## INSTRUÇÕES:
[A] Transcreva o trecho do texto sobre o show do Pink Floyd em Pompeia que começa em "É basicamente um" e segue até "consagrou o quarteto.".
[B] Dê prosseguimento ao texto sobre o show do Pink Floyd em Pompeia a partir do ponto em que ele termina.

Mesmo com todos os fatores relativos à qualidade sonora (a banda estava em seu auge técnico, e fundamental para a consolidação do seu estilo definitivo, e estava - aparecem imagens disso - em meio às gravações do seu mais icônico trabalho, "Dark Side of The Moon", ainda que para o meu gosto nada se compare ao "Wish you were here"), às performances (todos integrantes vivem momentos de destaque individual esplendoroso em algum momento da película) e ao próprio visual da banda (setentismo em seu ápice maior) e ainda à fotografia (a montagem e o enquadramento são igualmente de se aplaudir de joelhos - misture os brocados), não há como negar que o charme maior da apresentação se dá por um inusitado e insólito direcionamento criativo: ela é 'para ninguém'.
É basicamente um show do Pink Floyd filmado em sua carcaça, com fios, aparelhagem e técnicos de som à mostra, enquanto os integrantes no centro de um anfiteatro etrusco nas ruínas da Pompéia antiga se exibem para um total de zero espectadores. Os entrecortes de imagem com peças arqueológicas do local onde o Vesúvio e suas lava fizeram dar ruim para a população local em 79 d.C. são presentes freak e espontâneos em meio aos solos e às longas tomadas de digressões que músicas que parecem pastosas e intermináveis ao estilo que consagrou o quarteto.
É tanto travessura estilística quanto prova dos nove: uma banda tocando em um cenário aterrorizante (sob vários aspectos), tétrico (há pessoas endurecidas em rocha na posição em que estavam na época que as cinzas varreram tudo, por deus) e inebriante, sem qualquer interferência ou arroubo de plateia, e sem necessariamente compromissos típicos de festivais e logística atinente. Parece um ensaio esquisito - embora o ensaio mais intenso da história da banda. É um show para todos, e para nenhum. É para eles mesmos em um dado momento. A tomada de "Echoes" que vai descendo lentamente sobre o local como se estivéssemos na garupa de deus que flutua para ver que diabo está acontecendo naquele pedacinho estranho da pálida esfera azul é arrepiante.

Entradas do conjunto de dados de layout
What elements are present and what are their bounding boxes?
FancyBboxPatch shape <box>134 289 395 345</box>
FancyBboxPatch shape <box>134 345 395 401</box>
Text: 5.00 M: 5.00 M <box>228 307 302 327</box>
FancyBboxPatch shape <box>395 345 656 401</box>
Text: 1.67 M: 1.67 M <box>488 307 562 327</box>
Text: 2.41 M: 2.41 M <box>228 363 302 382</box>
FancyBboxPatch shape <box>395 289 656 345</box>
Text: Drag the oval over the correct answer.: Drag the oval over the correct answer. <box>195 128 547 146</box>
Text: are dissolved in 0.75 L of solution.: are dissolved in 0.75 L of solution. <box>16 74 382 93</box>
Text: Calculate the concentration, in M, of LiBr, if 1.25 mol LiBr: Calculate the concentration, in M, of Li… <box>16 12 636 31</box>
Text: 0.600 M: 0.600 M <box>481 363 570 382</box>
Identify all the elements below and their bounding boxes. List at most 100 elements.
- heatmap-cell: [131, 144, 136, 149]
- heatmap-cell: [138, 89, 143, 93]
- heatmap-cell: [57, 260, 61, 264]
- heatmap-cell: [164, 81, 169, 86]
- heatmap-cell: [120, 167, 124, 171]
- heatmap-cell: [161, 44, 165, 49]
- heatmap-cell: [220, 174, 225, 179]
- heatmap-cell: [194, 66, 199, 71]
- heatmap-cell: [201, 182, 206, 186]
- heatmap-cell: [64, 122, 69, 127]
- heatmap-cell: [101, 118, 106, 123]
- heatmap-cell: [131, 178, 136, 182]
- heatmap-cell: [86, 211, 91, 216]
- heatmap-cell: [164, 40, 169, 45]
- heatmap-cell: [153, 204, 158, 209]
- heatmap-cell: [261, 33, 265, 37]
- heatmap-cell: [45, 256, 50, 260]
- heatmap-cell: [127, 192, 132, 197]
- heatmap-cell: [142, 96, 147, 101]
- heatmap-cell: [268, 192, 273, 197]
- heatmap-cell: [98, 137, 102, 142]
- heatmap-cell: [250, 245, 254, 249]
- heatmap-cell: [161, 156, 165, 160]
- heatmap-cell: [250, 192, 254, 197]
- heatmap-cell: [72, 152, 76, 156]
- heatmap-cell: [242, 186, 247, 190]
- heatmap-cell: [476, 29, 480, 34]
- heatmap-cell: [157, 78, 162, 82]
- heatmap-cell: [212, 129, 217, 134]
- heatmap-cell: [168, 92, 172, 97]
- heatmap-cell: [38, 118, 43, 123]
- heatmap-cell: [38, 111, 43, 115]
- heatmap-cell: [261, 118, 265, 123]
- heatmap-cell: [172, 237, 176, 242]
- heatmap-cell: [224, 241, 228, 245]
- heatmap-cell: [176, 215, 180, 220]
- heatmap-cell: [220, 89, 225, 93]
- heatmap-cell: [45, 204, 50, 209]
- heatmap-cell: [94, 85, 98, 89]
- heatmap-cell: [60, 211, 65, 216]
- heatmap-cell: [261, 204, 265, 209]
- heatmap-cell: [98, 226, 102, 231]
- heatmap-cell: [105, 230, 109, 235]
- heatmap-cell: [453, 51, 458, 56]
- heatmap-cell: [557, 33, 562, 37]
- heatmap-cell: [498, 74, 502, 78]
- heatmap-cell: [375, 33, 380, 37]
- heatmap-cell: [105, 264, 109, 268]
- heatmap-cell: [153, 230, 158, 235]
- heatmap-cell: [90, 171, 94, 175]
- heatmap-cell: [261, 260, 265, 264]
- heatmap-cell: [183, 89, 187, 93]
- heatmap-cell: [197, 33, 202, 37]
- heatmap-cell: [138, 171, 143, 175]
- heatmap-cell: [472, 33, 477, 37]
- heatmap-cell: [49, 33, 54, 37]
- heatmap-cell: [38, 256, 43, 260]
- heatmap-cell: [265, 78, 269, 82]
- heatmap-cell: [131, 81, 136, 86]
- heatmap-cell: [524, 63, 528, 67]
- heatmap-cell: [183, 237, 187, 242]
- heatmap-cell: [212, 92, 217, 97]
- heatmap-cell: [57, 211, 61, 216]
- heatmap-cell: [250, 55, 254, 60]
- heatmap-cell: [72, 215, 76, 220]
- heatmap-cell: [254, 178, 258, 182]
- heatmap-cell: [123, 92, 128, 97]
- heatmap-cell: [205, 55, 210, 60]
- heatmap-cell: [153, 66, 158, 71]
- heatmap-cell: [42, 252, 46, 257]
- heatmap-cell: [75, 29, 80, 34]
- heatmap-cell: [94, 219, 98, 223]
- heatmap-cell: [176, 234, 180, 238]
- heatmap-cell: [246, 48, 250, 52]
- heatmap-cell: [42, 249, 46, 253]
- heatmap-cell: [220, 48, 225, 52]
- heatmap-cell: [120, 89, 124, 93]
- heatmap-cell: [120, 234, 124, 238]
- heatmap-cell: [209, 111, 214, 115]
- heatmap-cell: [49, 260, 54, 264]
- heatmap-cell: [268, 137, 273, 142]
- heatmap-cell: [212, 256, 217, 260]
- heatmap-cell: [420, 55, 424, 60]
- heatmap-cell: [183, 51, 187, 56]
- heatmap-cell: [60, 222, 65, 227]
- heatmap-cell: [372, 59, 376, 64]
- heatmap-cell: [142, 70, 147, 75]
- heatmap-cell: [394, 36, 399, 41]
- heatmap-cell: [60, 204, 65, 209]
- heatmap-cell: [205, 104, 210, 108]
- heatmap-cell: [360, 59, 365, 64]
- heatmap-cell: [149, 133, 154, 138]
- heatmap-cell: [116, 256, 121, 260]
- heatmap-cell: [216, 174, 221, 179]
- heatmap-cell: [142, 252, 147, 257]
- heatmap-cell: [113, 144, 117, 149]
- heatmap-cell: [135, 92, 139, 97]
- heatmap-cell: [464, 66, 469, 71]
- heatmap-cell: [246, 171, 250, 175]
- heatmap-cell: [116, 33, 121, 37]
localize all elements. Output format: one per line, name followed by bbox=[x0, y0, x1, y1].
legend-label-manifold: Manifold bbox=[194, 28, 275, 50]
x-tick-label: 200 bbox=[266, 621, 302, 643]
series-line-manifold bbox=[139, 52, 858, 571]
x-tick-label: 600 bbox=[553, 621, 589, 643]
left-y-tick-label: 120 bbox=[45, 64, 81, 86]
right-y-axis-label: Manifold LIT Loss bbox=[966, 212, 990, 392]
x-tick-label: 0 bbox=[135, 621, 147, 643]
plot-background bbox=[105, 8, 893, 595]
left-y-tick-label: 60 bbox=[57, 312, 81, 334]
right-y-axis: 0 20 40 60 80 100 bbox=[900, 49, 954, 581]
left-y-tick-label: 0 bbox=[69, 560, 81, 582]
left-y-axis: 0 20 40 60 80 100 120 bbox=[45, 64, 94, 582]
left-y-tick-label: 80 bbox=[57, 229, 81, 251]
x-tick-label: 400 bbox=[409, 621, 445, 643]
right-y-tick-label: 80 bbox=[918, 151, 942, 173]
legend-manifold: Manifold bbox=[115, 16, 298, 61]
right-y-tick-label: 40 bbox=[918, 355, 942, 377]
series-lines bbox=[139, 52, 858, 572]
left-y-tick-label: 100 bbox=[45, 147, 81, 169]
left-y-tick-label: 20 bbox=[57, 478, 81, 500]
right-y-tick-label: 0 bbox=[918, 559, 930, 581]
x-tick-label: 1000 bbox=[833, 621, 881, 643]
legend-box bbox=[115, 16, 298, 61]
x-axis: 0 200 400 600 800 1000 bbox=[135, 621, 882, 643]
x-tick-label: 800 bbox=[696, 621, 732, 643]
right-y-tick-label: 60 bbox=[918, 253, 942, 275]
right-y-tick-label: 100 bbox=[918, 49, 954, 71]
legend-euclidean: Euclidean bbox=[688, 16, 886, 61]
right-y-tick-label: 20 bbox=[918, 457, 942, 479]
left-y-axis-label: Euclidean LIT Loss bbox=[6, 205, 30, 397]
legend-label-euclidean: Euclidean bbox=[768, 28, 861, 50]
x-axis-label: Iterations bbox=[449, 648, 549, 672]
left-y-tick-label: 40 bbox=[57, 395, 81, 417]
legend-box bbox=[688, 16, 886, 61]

## RESPOSTAS DO EXERCÍCIO:
[A]
É basicamente um show do Pink Floyd filmado em sua carcaça, com fios, aparelhagem e técnicos de som à mostra, enquanto os integrantes no centro de um anfiteatro etrusco nas ruínas da Pompéia antiga se exibem para um total de zero espectadores. Os entrecortes de imagem com peças arqueológicas do local onde o Vesúvio e suas lava fizeram dar ruim para a população local em 79 d.C. são presentes freak e espontâneos em meio aos solos e às longas tomadas de digressões que músicas que parecem pastosas e intermináveis ao estilo que consagrou o quarteto.

[B]
É como naquele filme menor e menos incensado (eu, a contrário senso, acho magnífico) dos irmãos Cohen, "Queime depois de ler", onde um pequeno trecho de vida compartilhada por acasos bizarros entre um bando de pessoas comuns e um tanto medíocres é visto (em uma piscadela ao espectador) se encerrando com uma tomada aérea que parece sugerir que alguma divindade majestosa dedicou algum tempo de sobra para observar meia dúzia de pessoas tal e qual uma fazendinha de formigas em um recipiente de vidro. A ausência de espectadores em Pompéia naquele dia (ou a presença macabra dos espíritos do local a partir de estátuas sisudas filmadas com constância) sugere algum tipo de vigília ou espionagem, em um modelo diferente de se sorver um espetáculo de música - ainda que, despido de apoteose típica de fã, se pode dizer que é uma bela sacada de um vídeo promocional de orçamento paquidérmico, e só.
Dizer que o Pink Floyd fez seu maior show "para ninguém" é igualmente um cinismo e um maniqueísmo típicos de quem quer favorecer a banda. É uma peça artística altamente perfeccionista, editada, e dirigida - o contrário da verve atraente de um show, onde as pequenas diferenças e fatores inesperados compõe a unicidade. Foi um show "para ninguém", mas pensado em ser um produto para todos.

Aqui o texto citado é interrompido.